## WHAT YOU ARE ASKED TO DO
Below are the records; pull every line that includes "JSON".

----- MATERIAL SUPPLIED

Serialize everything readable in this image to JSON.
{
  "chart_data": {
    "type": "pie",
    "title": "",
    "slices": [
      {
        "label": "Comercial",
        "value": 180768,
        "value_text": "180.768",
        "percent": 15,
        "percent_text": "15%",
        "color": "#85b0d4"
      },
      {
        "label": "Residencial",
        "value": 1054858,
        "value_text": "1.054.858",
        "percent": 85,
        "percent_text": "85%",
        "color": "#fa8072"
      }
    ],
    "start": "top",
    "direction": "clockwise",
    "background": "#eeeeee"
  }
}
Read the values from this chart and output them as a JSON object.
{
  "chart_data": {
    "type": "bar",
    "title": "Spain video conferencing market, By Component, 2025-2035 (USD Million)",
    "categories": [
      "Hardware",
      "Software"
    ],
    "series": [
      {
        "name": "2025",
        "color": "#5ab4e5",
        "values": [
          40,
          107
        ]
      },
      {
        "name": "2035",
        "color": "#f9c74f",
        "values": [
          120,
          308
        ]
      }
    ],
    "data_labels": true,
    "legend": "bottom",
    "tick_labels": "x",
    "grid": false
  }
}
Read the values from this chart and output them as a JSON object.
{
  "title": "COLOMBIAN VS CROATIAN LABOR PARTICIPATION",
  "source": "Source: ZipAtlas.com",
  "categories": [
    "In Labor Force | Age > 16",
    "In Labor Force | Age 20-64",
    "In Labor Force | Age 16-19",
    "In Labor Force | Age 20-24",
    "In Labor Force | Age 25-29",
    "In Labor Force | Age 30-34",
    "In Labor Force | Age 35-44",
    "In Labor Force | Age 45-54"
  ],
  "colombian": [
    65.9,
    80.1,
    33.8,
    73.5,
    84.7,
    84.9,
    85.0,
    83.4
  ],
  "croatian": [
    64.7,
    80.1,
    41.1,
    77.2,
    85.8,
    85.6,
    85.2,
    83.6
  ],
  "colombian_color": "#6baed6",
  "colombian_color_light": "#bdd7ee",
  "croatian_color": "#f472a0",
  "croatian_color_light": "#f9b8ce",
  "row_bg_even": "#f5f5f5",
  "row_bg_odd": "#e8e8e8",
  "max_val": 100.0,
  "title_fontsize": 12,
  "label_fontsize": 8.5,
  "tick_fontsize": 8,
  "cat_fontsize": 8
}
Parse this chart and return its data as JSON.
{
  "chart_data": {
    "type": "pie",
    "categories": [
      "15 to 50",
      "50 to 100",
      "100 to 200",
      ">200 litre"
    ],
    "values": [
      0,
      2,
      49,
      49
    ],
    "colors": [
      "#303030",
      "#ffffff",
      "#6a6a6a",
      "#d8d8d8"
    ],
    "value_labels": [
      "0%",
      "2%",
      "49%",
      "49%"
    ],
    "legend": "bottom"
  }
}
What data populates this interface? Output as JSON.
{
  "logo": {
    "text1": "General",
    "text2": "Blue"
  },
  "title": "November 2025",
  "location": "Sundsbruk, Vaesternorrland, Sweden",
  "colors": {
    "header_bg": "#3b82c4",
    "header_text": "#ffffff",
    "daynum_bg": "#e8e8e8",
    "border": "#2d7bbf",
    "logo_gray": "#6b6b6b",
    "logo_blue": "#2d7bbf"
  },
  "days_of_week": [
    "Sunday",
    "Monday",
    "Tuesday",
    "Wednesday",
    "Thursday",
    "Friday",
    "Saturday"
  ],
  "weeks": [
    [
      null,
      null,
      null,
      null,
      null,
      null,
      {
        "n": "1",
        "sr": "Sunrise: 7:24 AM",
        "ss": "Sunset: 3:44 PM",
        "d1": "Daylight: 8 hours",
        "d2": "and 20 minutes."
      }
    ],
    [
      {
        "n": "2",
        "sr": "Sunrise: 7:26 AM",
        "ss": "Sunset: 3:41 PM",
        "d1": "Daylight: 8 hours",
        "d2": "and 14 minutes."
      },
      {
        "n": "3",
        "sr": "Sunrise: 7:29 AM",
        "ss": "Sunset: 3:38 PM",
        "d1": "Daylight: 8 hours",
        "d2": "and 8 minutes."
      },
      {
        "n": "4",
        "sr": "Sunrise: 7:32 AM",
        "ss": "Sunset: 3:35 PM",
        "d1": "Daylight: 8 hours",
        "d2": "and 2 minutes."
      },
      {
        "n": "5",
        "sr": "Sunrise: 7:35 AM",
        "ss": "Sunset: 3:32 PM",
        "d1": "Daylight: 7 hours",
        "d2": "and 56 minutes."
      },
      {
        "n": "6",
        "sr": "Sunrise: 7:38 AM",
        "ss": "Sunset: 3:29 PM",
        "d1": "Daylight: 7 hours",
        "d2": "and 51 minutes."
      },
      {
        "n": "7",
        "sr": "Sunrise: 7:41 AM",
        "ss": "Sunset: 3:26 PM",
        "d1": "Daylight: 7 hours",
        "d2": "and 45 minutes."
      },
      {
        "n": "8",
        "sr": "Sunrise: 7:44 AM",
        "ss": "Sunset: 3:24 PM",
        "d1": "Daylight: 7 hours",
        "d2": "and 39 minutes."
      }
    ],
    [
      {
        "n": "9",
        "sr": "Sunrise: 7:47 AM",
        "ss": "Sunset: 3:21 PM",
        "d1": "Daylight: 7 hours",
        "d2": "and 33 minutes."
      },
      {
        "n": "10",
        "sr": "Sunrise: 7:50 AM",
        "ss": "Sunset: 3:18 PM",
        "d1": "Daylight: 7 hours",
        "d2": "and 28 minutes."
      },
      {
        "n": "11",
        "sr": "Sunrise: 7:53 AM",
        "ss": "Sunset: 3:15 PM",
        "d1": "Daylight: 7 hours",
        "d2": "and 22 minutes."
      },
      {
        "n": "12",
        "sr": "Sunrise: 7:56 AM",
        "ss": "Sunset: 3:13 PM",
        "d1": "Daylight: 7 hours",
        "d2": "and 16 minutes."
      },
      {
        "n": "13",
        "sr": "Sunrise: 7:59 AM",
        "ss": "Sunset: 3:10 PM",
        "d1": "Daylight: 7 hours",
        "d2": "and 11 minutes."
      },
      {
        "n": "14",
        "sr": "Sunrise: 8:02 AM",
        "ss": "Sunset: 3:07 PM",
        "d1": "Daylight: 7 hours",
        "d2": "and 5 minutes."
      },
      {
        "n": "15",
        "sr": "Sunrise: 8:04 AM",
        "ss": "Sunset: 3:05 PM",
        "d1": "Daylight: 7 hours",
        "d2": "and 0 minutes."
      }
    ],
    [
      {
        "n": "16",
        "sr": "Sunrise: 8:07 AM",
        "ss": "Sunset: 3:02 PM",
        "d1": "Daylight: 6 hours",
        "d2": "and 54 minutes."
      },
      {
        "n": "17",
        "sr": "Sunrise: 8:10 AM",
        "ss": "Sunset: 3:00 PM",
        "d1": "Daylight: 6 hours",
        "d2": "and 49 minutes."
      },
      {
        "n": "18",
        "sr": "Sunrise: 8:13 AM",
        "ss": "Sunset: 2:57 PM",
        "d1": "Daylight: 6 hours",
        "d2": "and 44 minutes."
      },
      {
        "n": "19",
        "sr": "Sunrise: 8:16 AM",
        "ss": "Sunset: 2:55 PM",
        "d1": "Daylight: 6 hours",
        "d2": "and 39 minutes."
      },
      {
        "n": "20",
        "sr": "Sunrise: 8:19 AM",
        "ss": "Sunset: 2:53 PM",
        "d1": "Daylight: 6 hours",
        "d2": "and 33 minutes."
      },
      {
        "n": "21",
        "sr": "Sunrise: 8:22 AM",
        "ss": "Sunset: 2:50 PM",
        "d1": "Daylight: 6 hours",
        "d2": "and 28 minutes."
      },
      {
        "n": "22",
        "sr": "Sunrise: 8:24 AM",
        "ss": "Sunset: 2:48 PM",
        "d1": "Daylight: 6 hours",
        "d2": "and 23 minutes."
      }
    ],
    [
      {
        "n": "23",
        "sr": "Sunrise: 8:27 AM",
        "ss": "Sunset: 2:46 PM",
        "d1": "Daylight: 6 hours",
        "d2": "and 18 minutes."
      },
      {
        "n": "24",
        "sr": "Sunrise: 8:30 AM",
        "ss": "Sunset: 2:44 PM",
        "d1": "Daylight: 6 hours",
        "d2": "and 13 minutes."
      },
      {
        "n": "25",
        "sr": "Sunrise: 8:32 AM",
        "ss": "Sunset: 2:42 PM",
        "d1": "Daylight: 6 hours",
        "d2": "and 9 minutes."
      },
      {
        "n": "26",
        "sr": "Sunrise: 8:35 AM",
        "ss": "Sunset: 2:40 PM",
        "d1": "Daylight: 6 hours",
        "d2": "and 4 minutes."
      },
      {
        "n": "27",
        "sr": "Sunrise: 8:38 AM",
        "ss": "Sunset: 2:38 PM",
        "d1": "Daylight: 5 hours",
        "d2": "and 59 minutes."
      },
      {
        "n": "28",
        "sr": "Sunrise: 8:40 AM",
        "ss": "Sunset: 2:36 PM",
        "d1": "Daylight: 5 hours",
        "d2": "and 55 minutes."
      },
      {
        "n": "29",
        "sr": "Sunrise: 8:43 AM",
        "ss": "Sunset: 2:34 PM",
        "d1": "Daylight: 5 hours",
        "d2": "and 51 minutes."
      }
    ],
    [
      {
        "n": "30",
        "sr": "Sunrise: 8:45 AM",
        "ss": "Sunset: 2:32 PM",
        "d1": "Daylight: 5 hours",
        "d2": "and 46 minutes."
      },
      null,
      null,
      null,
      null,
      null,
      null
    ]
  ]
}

----------

## SOLUTION TO THE EXERCISE
Serialize everything readable in this image to JSON.
Read the values from this chart and output them as a JSON object.
Read the values from this chart and output them as a JSON object.
Parse this chart and return its data as JSON.
What data populates this interface? Output as JSON.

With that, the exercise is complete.